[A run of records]
=-=-=-=-=
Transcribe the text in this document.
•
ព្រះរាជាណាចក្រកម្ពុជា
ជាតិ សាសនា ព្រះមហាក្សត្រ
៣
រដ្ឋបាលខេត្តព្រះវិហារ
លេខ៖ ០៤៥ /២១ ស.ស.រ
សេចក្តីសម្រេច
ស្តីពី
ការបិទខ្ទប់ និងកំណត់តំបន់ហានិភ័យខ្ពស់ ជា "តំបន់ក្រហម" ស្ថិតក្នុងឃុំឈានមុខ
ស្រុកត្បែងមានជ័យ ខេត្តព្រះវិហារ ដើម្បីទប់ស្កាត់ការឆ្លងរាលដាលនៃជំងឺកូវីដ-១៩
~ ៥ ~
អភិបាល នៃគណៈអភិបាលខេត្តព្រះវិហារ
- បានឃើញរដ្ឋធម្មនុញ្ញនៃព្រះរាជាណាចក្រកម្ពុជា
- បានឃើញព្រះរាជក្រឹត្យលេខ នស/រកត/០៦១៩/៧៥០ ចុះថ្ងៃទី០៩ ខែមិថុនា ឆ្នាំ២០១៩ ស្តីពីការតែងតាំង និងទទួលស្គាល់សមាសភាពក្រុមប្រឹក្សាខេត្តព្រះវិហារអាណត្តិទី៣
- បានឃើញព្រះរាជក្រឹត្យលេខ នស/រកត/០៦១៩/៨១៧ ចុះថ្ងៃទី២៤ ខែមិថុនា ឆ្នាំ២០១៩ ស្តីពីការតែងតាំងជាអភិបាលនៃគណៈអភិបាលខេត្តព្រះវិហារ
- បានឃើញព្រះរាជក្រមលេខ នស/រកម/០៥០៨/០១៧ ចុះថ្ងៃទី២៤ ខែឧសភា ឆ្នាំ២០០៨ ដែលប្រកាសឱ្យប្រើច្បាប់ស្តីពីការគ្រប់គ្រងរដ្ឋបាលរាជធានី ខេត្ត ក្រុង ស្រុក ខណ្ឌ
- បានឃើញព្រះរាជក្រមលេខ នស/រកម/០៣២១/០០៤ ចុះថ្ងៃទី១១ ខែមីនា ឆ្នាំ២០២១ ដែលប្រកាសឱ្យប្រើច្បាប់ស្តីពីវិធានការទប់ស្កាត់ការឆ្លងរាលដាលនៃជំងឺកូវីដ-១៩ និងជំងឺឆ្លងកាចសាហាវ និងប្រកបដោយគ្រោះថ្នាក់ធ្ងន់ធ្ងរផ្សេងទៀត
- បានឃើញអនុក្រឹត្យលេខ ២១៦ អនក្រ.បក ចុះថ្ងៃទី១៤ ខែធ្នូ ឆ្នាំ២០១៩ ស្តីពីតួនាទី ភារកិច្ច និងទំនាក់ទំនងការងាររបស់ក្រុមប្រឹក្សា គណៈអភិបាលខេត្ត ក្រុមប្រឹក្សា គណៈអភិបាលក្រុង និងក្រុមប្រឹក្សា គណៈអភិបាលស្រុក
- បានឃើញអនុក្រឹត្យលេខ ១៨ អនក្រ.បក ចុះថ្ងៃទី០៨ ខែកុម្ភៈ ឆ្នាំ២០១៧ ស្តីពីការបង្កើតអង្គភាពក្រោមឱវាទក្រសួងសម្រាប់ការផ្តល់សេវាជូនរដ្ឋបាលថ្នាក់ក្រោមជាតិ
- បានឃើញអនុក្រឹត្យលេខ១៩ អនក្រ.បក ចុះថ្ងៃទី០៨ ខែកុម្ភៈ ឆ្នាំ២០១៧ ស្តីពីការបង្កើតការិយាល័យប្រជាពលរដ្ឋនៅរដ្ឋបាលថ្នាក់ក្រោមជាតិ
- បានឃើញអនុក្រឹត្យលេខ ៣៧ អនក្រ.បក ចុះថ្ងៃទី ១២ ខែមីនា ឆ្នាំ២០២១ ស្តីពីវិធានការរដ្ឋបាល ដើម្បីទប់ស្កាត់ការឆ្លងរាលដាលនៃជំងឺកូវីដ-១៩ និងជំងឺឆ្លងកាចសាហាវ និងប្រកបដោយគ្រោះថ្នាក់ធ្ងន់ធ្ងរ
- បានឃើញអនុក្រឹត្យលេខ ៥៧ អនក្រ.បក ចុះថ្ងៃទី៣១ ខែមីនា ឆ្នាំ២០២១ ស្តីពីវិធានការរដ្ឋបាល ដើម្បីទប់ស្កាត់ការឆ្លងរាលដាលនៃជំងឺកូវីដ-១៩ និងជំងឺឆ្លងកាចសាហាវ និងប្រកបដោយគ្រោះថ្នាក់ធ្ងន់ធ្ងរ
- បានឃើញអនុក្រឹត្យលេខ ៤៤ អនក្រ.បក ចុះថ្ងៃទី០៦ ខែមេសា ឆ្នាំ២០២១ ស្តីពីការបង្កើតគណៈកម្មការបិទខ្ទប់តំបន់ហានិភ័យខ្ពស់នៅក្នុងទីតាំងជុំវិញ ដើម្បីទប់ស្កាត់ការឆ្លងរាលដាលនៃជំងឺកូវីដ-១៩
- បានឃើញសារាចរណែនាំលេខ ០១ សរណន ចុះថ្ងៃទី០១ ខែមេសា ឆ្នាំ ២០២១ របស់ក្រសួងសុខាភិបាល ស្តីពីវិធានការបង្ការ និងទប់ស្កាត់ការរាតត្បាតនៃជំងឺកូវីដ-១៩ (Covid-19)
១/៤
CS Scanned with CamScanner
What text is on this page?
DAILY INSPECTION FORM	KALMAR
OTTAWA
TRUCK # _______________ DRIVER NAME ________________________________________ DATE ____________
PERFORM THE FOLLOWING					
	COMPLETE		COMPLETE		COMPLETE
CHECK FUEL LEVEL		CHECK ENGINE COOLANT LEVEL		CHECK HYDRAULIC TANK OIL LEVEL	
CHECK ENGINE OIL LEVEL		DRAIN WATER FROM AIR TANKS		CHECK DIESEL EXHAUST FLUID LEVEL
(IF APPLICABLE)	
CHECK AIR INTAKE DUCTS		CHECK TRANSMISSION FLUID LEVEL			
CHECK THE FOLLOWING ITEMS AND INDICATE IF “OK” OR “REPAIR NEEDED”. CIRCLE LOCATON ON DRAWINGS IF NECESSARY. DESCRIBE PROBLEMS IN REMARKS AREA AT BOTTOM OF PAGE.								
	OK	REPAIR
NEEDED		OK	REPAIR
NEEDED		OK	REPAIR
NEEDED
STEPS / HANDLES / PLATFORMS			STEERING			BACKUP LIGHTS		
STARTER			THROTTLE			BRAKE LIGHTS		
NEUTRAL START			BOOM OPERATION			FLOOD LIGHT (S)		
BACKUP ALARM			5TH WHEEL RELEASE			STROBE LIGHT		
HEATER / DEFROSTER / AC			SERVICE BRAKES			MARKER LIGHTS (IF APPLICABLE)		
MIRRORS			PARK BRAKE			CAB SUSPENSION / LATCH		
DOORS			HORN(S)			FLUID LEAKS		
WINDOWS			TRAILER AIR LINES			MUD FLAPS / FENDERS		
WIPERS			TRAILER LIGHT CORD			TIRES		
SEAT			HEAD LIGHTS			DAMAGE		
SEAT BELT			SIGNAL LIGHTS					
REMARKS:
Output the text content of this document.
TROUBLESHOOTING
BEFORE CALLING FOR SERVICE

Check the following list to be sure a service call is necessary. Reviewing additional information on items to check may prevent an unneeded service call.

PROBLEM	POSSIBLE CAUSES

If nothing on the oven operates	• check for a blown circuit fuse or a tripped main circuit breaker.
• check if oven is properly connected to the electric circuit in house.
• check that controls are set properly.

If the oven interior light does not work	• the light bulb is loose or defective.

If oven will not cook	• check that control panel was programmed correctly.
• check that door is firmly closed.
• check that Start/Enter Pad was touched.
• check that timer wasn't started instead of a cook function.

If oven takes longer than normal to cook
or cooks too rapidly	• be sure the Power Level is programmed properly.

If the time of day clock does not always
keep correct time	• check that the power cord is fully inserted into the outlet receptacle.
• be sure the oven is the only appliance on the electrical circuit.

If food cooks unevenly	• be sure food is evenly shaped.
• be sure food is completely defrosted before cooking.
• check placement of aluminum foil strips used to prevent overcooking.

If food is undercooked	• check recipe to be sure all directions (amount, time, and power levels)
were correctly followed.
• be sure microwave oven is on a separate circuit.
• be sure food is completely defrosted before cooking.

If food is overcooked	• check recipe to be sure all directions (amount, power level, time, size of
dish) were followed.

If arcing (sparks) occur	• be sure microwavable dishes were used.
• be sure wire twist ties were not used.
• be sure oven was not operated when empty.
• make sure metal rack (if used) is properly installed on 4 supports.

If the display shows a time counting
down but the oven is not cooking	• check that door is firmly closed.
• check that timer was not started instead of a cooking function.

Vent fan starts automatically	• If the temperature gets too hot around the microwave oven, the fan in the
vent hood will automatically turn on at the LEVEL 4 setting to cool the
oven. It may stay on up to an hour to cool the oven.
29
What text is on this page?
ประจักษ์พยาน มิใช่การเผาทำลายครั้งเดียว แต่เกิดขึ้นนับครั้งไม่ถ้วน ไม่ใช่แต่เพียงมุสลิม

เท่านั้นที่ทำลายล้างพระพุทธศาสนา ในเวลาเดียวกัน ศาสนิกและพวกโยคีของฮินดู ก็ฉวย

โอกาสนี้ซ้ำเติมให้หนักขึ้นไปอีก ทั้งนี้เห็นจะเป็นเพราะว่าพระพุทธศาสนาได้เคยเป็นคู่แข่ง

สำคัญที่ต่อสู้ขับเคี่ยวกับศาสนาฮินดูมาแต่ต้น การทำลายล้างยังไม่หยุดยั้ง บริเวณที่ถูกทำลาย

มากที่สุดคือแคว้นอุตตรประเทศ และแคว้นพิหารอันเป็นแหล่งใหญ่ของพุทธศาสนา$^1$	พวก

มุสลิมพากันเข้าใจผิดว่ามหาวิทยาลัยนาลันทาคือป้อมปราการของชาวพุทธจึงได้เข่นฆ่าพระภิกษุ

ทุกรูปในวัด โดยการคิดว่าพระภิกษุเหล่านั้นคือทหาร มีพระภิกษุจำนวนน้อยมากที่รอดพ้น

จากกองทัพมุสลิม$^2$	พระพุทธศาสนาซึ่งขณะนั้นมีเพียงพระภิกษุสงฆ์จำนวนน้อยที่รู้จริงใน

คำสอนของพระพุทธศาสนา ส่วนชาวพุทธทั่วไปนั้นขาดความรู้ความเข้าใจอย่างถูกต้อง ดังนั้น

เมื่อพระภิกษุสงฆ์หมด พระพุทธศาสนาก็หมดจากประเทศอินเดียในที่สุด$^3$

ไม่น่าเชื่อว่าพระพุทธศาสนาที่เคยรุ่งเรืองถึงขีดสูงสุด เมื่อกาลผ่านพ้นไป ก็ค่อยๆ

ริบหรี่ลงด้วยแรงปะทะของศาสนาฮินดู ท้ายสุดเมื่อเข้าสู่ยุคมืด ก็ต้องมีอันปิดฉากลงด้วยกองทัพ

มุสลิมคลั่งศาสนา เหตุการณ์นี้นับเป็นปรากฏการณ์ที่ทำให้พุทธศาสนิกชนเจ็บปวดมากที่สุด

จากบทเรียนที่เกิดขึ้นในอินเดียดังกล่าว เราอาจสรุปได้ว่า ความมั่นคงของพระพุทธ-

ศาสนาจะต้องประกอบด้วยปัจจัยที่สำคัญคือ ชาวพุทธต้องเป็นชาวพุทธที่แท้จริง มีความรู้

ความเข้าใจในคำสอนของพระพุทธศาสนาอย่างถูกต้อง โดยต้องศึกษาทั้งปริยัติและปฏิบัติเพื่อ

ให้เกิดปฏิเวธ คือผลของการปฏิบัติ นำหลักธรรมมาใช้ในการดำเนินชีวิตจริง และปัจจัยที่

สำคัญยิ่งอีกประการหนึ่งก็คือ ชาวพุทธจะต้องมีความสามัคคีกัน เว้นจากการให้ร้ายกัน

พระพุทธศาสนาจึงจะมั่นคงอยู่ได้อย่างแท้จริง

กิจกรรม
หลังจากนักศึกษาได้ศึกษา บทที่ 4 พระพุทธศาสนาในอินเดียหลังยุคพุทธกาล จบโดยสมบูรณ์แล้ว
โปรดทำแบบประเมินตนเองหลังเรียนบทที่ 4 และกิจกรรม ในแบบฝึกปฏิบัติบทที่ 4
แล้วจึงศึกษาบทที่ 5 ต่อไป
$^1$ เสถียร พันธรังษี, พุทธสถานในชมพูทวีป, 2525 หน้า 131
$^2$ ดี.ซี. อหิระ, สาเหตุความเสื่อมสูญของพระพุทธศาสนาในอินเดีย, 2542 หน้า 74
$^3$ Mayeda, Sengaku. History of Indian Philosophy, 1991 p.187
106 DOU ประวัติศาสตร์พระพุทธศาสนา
=-=-=-=-=
* What the exercise asks
Return all lines with the word "FLUID" in them.

* Exercise solution
CHECK ENGINE OIL LEVEL		DRAIN WATER FROM AIR TANKS		CHECK DIESEL EXHAUST FLUID LEVEL
CHECK AIR INTAKE DUCTS		CHECK TRANSMISSION FLUID LEVEL			
DOORS			HORN(S)			FLUID LEAKS		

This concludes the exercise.